TRAVAIL DEMANDÉ:
1. Relevez toutes les femmes citées dans la chronique de l'album Le Cloître avec leurs années de naissance et de mort entre parenthèses, en indiquant ces années.
2. Recopiez mot pour mot le passage de la chronique de l'album Le Cloître qui va de « chronique Givre - Le » jusqu'à « les obstacles nombreux. ».

Givre - Le Cloître

Chronique CD album (41:31)

chronique Givre - Le Cloître

Hildegarde de Bingen (1098-1179), vous connaissez ?

 

Issue d’une famille de la haute noblesse allemande, autrice de célèbres livres de vision, conseillère des grands personnages de son temps, cette religieuse du XIIe siècle fut également musicienne ayant composé plus de 70 chants religieux, encore interprétés aujourd’hui par les Bénédictines, mais aussi femme de science étudiant les systèmes nerveux et sanguin de l’être humain et expérimentant la guérison par les plantes.  Cette éminente figure féminine (féministe ?) du Moyen Âge encouragea même les moniales à pratiquer l’écriture, la gravure, le chant, domaines alors réservés aux hommes ! Une vie féconde, mais une vie d’épreuves et de douleurs, tant sa santé fut fragile et les obstacles nombreux.

 

Quelle surprise cela a été lorsque j’ai découvert que son nom figurait, en compagnie de cinq autres saintes ou vénérables de l’histoire de l’Église catholique, au sein de la tracklist de la nouvelle offrande de Givre ! Pour le concept de son 4e album (sorti chez Eisenwald), le trio canadien – qui s’était détourné un temps de ce groupe en faveur d’un autre projet, Entheos – reprend son chemin de croix et souhaite explorer « la fécondité de la souffrance et des humiliations », les « blessures béantes et souillées » et le sentiment de déréliction qui l’accompagne, comme autant de portes d’entrée vers le divin. En expérimentant le « côté expiatoire de la douleur » à travers ces six récits hagiographiques, le plus récent concernant Marthe Robin (1902-1981), les Québécois nous mortifient durant plus de 40 minutes avec un Black Metal empruntant bien des chemins musicaux, de la lourdeur poisseuse et lancinante du Doom, prévalant dès le premier morceau, à la force émotionnelle du Black atmo ("Louise du Néant (1639-1694)" qui rappelle fortement The Great Old Ones ou "Marie des Vallées (1590-1656)").

DONNÉES FOURNIES:

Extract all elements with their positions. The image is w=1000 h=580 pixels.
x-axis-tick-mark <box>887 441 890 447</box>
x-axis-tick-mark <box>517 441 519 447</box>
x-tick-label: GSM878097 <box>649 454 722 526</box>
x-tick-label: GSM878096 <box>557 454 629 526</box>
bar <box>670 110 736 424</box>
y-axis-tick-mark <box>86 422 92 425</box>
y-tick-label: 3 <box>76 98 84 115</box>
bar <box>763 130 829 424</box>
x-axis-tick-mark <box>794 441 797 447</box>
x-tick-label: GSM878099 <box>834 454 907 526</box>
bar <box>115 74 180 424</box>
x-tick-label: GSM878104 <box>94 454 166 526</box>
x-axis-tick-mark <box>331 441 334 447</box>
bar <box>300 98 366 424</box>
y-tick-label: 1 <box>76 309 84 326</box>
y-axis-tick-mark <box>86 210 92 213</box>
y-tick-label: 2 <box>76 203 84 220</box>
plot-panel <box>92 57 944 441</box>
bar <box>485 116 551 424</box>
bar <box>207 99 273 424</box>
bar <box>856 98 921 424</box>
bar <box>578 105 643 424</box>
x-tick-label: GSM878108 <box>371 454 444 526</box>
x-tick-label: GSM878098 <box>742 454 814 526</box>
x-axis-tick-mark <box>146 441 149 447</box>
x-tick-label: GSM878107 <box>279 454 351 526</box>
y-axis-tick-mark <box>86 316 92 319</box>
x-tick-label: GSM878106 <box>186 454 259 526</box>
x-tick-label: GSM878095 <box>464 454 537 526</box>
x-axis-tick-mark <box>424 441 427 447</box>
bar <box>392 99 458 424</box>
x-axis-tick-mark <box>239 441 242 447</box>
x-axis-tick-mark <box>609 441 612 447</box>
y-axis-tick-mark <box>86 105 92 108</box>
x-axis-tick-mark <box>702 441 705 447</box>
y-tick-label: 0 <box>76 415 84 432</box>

CORRIGÉ DES EXERCICES:
1.
- Hildegarde de Bingen (1098-1179)
- Marthe Robin (1902-1981)
- Louise du Néant (1639-1694)
- Marie des Vallées (1590-1656)

2.
chronique Givre - Le Cloître

Hildegarde de Bingen (1098-1179), vous connaissez ?

 

Issue d’une famille de la haute noblesse allemande, autrice de célèbres livres de vision, conseillère des grands personnages de son temps, cette religieuse du XIIe siècle fut également musicienne ayant composé plus de 70 chants religieux, encore interprétés aujourd’hui par les Bénédictines, mais aussi femme de science étudiant les systèmes nerveux et sanguin de l’être humain et expérimentant la guérison par les plantes.  Cette éminente figure féminine (féministe ?) du Moyen Âge encouragea même les moniales à pratiquer l’écriture, la gravure, le chant, domaines alors réservés aux hommes ! Une vie féconde, mais une vie d’épreuves et de douleurs, tant sa santé fut fragile et les obstacles nombreux.